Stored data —

-----

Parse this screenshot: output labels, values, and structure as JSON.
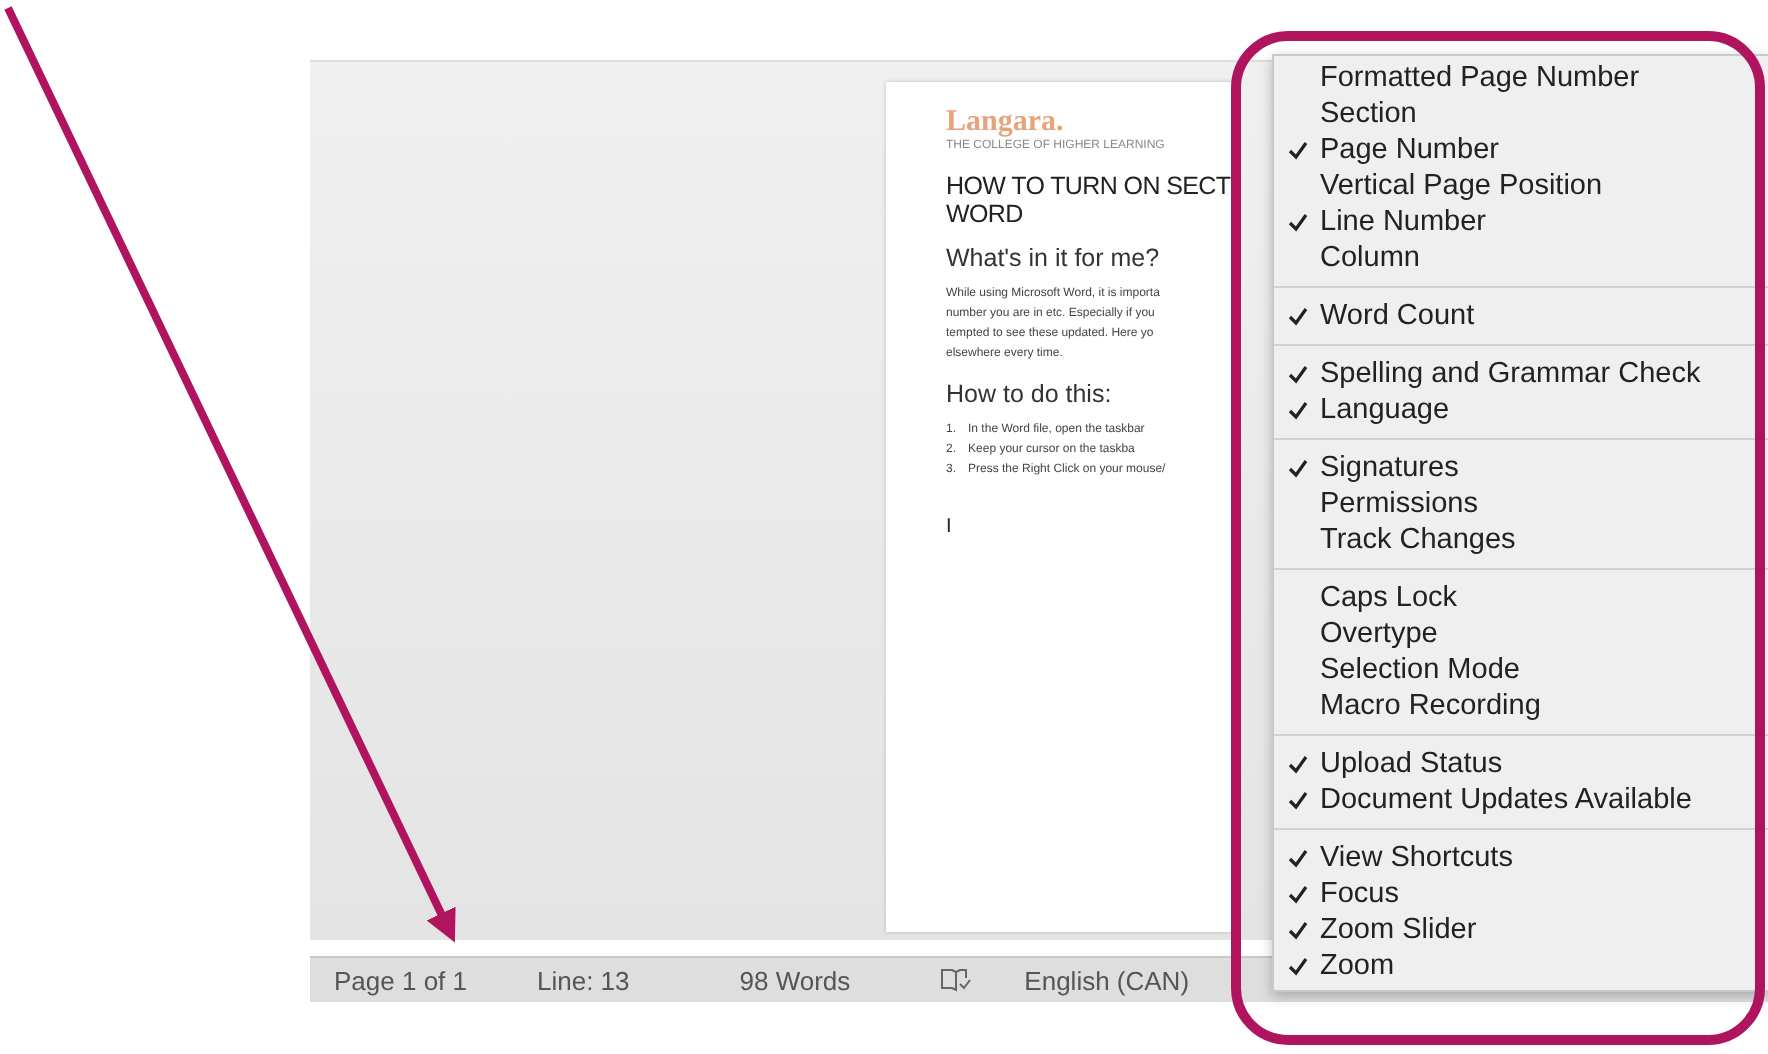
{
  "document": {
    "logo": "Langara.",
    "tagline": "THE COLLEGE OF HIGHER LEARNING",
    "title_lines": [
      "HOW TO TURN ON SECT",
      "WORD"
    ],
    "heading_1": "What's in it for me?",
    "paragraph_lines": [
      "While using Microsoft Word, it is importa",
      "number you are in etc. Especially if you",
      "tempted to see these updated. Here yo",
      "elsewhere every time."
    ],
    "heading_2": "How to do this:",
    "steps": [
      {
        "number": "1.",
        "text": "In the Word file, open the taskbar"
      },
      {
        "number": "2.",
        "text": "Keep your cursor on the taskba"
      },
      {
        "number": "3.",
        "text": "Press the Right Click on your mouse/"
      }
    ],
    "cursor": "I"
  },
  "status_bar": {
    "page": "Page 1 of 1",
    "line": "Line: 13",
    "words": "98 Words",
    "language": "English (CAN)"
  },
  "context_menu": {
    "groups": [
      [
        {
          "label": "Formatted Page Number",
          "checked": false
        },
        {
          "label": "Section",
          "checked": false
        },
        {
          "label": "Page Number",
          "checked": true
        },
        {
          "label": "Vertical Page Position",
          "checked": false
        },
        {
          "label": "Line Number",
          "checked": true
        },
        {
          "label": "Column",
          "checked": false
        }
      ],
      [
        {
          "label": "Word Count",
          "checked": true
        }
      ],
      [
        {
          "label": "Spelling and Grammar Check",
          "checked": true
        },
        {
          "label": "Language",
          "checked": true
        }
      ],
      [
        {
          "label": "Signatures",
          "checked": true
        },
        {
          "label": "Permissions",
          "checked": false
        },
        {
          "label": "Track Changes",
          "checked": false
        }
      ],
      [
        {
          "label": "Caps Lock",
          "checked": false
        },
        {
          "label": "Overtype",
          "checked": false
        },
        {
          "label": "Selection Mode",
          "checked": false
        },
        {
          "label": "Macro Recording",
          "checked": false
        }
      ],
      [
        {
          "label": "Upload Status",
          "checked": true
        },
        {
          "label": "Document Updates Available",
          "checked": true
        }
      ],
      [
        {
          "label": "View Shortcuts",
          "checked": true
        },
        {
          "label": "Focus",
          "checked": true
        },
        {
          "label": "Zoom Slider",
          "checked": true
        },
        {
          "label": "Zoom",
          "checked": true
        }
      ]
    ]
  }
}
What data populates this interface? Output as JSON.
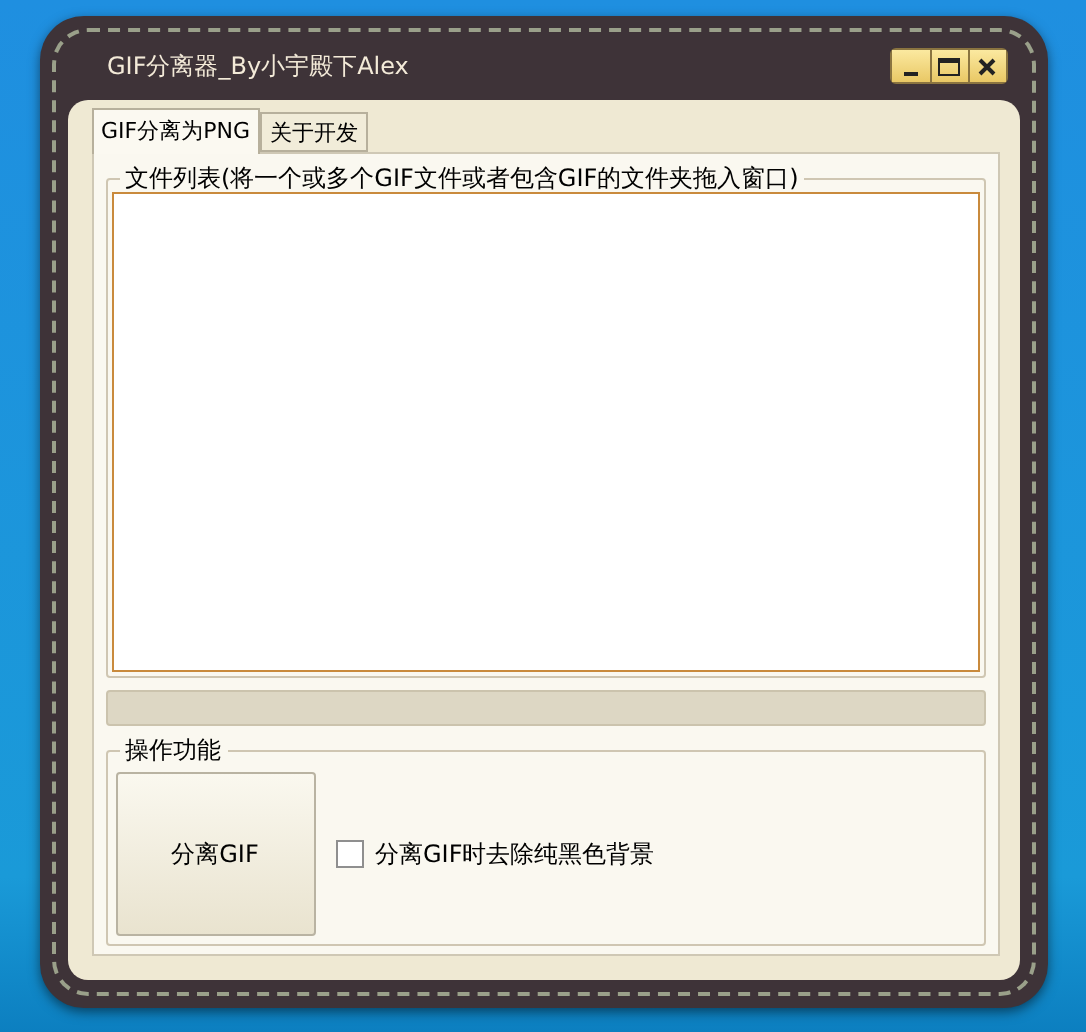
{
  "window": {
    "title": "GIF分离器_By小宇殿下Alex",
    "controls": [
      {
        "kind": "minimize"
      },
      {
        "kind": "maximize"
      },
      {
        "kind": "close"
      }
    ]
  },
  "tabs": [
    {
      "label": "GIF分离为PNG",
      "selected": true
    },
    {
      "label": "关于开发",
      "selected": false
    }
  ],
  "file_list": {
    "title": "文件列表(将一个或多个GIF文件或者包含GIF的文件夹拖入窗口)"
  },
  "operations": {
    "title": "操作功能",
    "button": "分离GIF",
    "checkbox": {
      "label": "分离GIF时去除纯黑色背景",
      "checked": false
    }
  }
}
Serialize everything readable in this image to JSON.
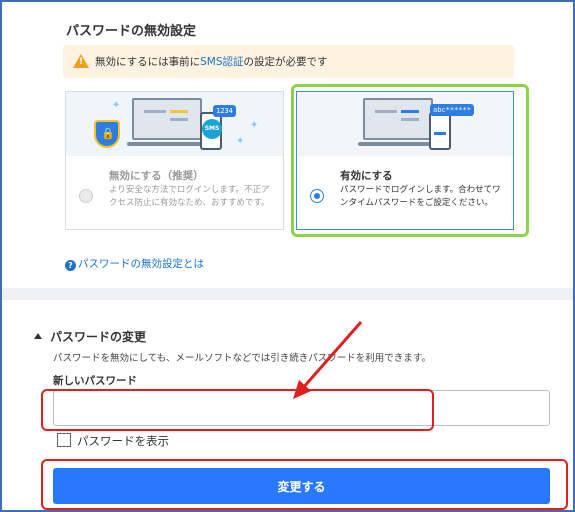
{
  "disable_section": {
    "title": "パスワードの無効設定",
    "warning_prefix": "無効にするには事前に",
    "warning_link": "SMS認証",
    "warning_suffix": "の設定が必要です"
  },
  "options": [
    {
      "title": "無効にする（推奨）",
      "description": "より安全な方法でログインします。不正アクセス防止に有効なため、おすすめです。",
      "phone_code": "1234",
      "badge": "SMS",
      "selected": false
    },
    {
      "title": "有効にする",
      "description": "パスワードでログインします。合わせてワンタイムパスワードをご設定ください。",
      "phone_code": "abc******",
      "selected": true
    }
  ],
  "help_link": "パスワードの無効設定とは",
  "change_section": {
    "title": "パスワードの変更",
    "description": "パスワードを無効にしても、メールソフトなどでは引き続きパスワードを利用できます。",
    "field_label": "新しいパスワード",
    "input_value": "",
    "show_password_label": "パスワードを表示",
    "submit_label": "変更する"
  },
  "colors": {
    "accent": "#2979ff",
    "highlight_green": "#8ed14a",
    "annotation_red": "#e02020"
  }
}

-----

Task requirements —
Look through the data and gather every line with the string "Page" in it.

Response —
    "page": "Page 1 of 1",
          "label": "Formatted Page Number",
          "label": "Page Number",
          "label": "Vertical Page Position",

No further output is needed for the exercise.